▸ **WORK TO BE COMPLETED**: Each line that holds the word "colors" is to be identified and copied.

Records about charts and figures

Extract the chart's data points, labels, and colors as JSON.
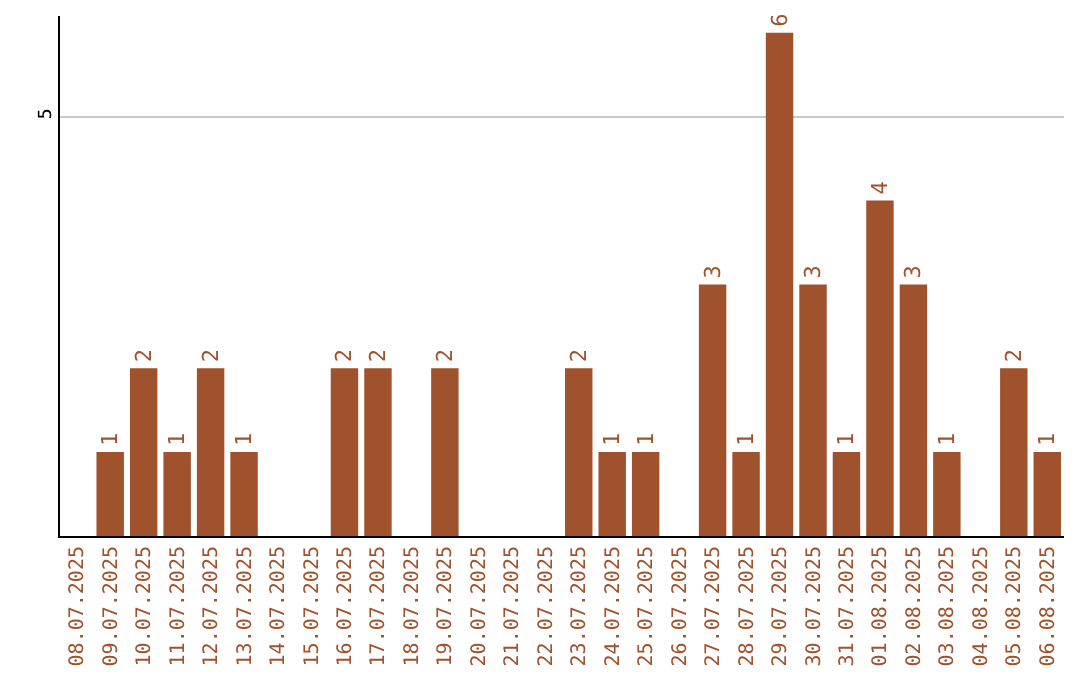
{
  "chart_data": {
    "type": "bar",
    "categories": [
      "08.07.2025",
      "09.07.2025",
      "10.07.2025",
      "11.07.2025",
      "12.07.2025",
      "13.07.2025",
      "14.07.2025",
      "15.07.2025",
      "16.07.2025",
      "17.07.2025",
      "18.07.2025",
      "19.07.2025",
      "20.07.2025",
      "21.07.2025",
      "22.07.2025",
      "23.07.2025",
      "24.07.2025",
      "25.07.2025",
      "26.07.2025",
      "27.07.2025",
      "28.07.2025",
      "29.07.2025",
      "30.07.2025",
      "31.07.2025",
      "01.08.2025",
      "02.08.2025",
      "03.08.2025",
      "04.08.2025",
      "05.08.2025",
      "06.08.2025"
    ],
    "values": [
      0,
      1,
      2,
      1,
      2,
      1,
      0,
      0,
      2,
      2,
      0,
      2,
      0,
      0,
      0,
      2,
      1,
      1,
      0,
      3,
      1,
      6,
      3,
      1,
      4,
      3,
      1,
      0,
      2,
      1
    ],
    "value_labels": [
      null,
      "1",
      "2",
      "1",
      "2",
      "1",
      null,
      null,
      "2",
      "2",
      null,
      "2",
      null,
      null,
      null,
      "2",
      "1",
      "1",
      null,
      "3",
      "1",
      "6",
      "3",
      "1",
      "4",
      "3",
      "1",
      null,
      "2",
      "1"
    ],
    "color": "#a0522d",
    "ylim": [
      0,
      6.2
    ],
    "yticks": [
      5
    ],
    "grid": "y"
  }
}
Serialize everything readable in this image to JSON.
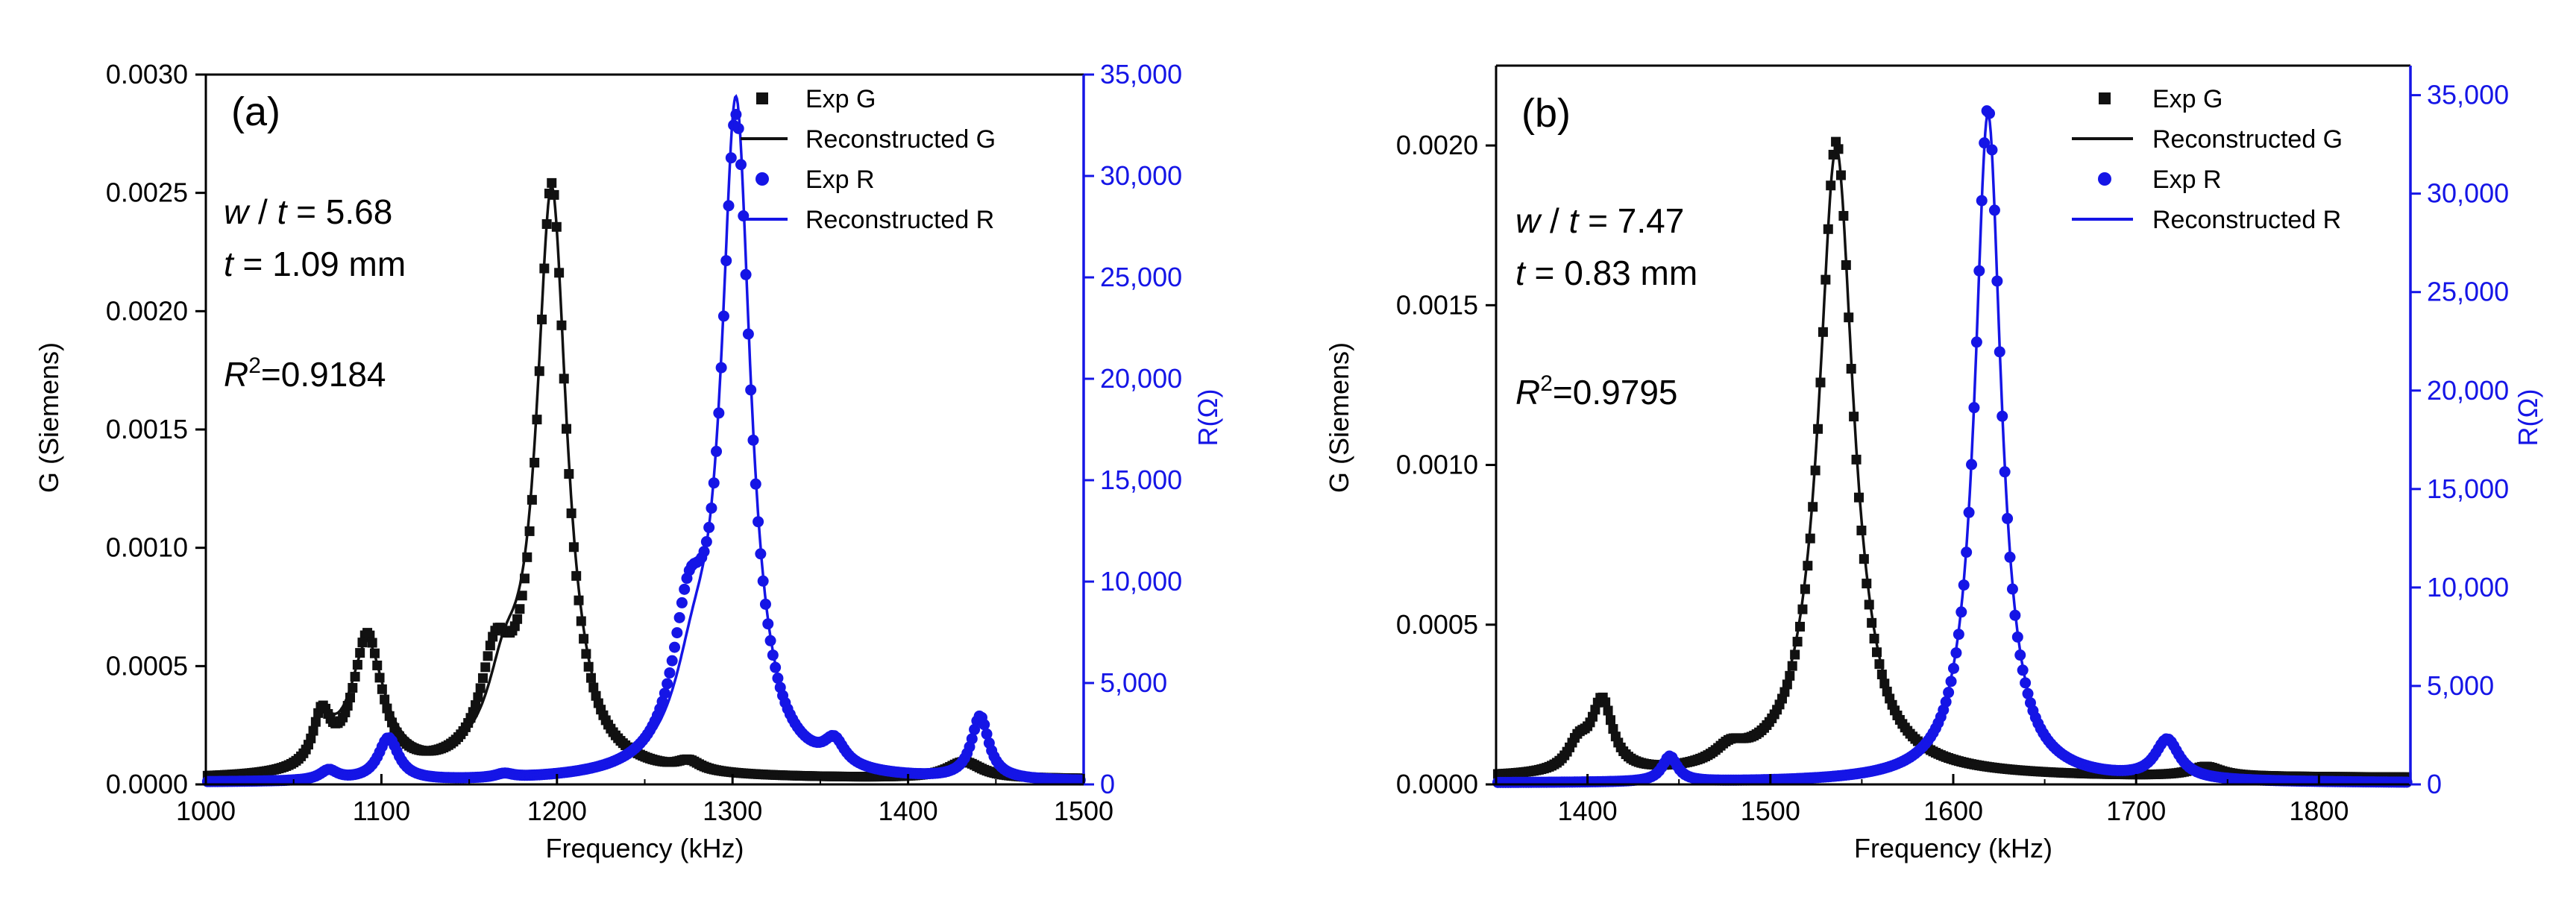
{
  "colors": {
    "g_series": "#111111",
    "r_series": "#1515e6",
    "axis": "#000000"
  },
  "chart_data": [
    {
      "type": "line",
      "panel_label": "(a)",
      "xlabel": "Frequency (kHz)",
      "ylabel": "G (Siemens)",
      "y2label": "R(Ω)",
      "xlim": [
        1000,
        1500
      ],
      "ylim": [
        0,
        0.003
      ],
      "y2lim": [
        0,
        35000
      ],
      "xticks": [
        1000,
        1100,
        1200,
        1300,
        1400,
        1500
      ],
      "xtick_labels": [
        "1000",
        "1100",
        "1200",
        "1300",
        "1400",
        "1500"
      ],
      "yticks": [
        0,
        0.0005,
        0.001,
        0.0015,
        0.002,
        0.0025,
        0.003
      ],
      "ytick_labels": [
        "0.0000",
        "0.0005",
        "0.0010",
        "0.0015",
        "0.0020",
        "0.0025",
        "0.0030"
      ],
      "y2ticks": [
        0,
        5000,
        10000,
        15000,
        20000,
        25000,
        30000,
        35000
      ],
      "y2tick_labels": [
        "0",
        "5,000",
        "10,000",
        "15,000",
        "20,000",
        "25,000",
        "30,000",
        "35,000"
      ],
      "annotations": {
        "w_var": "w",
        "slash": " / ",
        "t_var": "t",
        "ratio_value": " = 5.68",
        "thickness_var": "t",
        "thickness_value": " =  1.09 mm",
        "r2_var": "R",
        "r2_exp": "2",
        "r2_value": "=0.9184"
      },
      "legend": {
        "position": "top-right",
        "entries": [
          {
            "label": "Exp G",
            "marker": "square",
            "series": "G"
          },
          {
            "label": "Reconstructed G",
            "marker": "line",
            "series": "G"
          },
          {
            "label": "Exp R",
            "marker": "circle",
            "series": "R"
          },
          {
            "label": "Reconstructed R",
            "marker": "line",
            "series": "R"
          }
        ]
      },
      "series": [
        {
          "name": "G",
          "axis": "left",
          "baseline": 2e-05,
          "peaks": [
            {
              "center": 1066,
              "amp": 0.00022,
              "width": 6
            },
            {
              "center": 1092,
              "amp": 0.00058,
              "width": 10
            },
            {
              "center": 1165,
              "amp": 0.0004,
              "width": 10
            },
            {
              "center": 1197,
              "amp": 0.00248,
              "width": 10
            },
            {
              "center": 1275,
              "amp": 4e-05,
              "width": 8
            },
            {
              "center": 1432,
              "amp": 7e-05,
              "width": 12
            }
          ],
          "fit_peaks": [
            {
              "center": 1066,
              "amp": 0.00018,
              "width": 8
            },
            {
              "center": 1092,
              "amp": 0.00054,
              "width": 12
            },
            {
              "center": 1170,
              "amp": 0.0003,
              "width": 12
            },
            {
              "center": 1197,
              "amp": 0.00245,
              "width": 10.5
            },
            {
              "center": 1275,
              "amp": 4e-05,
              "width": 8
            },
            {
              "center": 1432,
              "amp": 7e-05,
              "width": 12
            }
          ]
        },
        {
          "name": "R",
          "axis": "right",
          "baseline": 80,
          "peaks": [
            {
              "center": 1070,
              "amp": 500,
              "width": 6
            },
            {
              "center": 1104,
              "amp": 2100,
              "width": 7
            },
            {
              "center": 1170,
              "amp": 200,
              "width": 6
            },
            {
              "center": 1275,
              "amp": 6500,
              "width": 11
            },
            {
              "center": 1302,
              "amp": 32000,
              "width": 10
            },
            {
              "center": 1358,
              "amp": 1200,
              "width": 7
            },
            {
              "center": 1441,
              "amp": 3100,
              "width": 6
            }
          ],
          "fit_peaks": [
            {
              "center": 1070,
              "amp": 450,
              "width": 6
            },
            {
              "center": 1104,
              "amp": 2000,
              "width": 7
            },
            {
              "center": 1170,
              "amp": 180,
              "width": 6
            },
            {
              "center": 1278,
              "amp": 4000,
              "width": 14
            },
            {
              "center": 1302,
              "amp": 32800,
              "width": 10
            },
            {
              "center": 1358,
              "amp": 900,
              "width": 8
            },
            {
              "center": 1441,
              "amp": 3000,
              "width": 6.5
            }
          ]
        }
      ]
    },
    {
      "type": "line",
      "panel_label": "(b)",
      "xlabel": "Frequency (kHz)",
      "ylabel": "G (Siemens)",
      "y2label": "R(Ω)",
      "xlim": [
        1350,
        1850
      ],
      "ylim": [
        0,
        0.00225
      ],
      "y2lim": [
        0,
        36500
      ],
      "xticks": [
        1400,
        1500,
        1600,
        1700,
        1800
      ],
      "xtick_labels": [
        "1400",
        "1500",
        "1600",
        "1700",
        "1800"
      ],
      "yticks": [
        0,
        0.0005,
        0.001,
        0.0015,
        0.002
      ],
      "ytick_labels": [
        "0.0000",
        "0.0005",
        "0.0010",
        "0.0015",
        "0.0020"
      ],
      "y2ticks": [
        0,
        5000,
        10000,
        15000,
        20000,
        25000,
        30000,
        35000
      ],
      "y2tick_labels": [
        "0",
        "5,000",
        "10,000",
        "15,000",
        "20,000",
        "25,000",
        "30,000",
        "35,000"
      ],
      "annotations": {
        "w_var": "w",
        "slash": " / ",
        "t_var": "t",
        "ratio_value": " = 7.47",
        "thickness_var": "t",
        "thickness_value": " =  0.83 mm",
        "r2_var": "R",
        "r2_exp": "2",
        "r2_value": "=0.9795"
      },
      "legend": {
        "position": "top-right",
        "entries": [
          {
            "label": "Exp G",
            "marker": "square",
            "series": "G"
          },
          {
            "label": "Reconstructed G",
            "marker": "line",
            "series": "G"
          },
          {
            "label": "Exp R",
            "marker": "circle",
            "series": "R"
          },
          {
            "label": "Reconstructed R",
            "marker": "line",
            "series": "R"
          }
        ]
      },
      "series": [
        {
          "name": "G",
          "axis": "left",
          "baseline": 2e-05,
          "peaks": [
            {
              "center": 1395,
              "amp": 8e-05,
              "width": 7
            },
            {
              "center": 1408,
              "amp": 0.00022,
              "width": 7
            },
            {
              "center": 1478,
              "amp": 5e-05,
              "width": 10
            },
            {
              "center": 1536,
              "amp": 0.00199,
              "width": 11
            },
            {
              "center": 1738,
              "amp": 3e-05,
              "width": 10
            }
          ],
          "fit_peaks": [
            {
              "center": 1395,
              "amp": 7e-05,
              "width": 7
            },
            {
              "center": 1408,
              "amp": 0.0002,
              "width": 8
            },
            {
              "center": 1478,
              "amp": 4e-05,
              "width": 12
            },
            {
              "center": 1536,
              "amp": 0.00197,
              "width": 11.5
            },
            {
              "center": 1738,
              "amp": 3e-05,
              "width": 10
            }
          ]
        },
        {
          "name": "R",
          "axis": "right",
          "baseline": 60,
          "peaks": [
            {
              "center": 1445,
              "amp": 1300,
              "width": 5
            },
            {
              "center": 1619,
              "amp": 34300,
              "width": 8.5
            },
            {
              "center": 1717,
              "amp": 2000,
              "width": 8
            }
          ],
          "fit_peaks": [
            {
              "center": 1445,
              "amp": 1200,
              "width": 5.5
            },
            {
              "center": 1619,
              "amp": 34000,
              "width": 8.7
            },
            {
              "center": 1717,
              "amp": 1900,
              "width": 8.5
            }
          ]
        }
      ]
    }
  ]
}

▸ **COMPLETED TASK**:
Extract the chart's data points, labels, and colors as JSON.
  "colors": {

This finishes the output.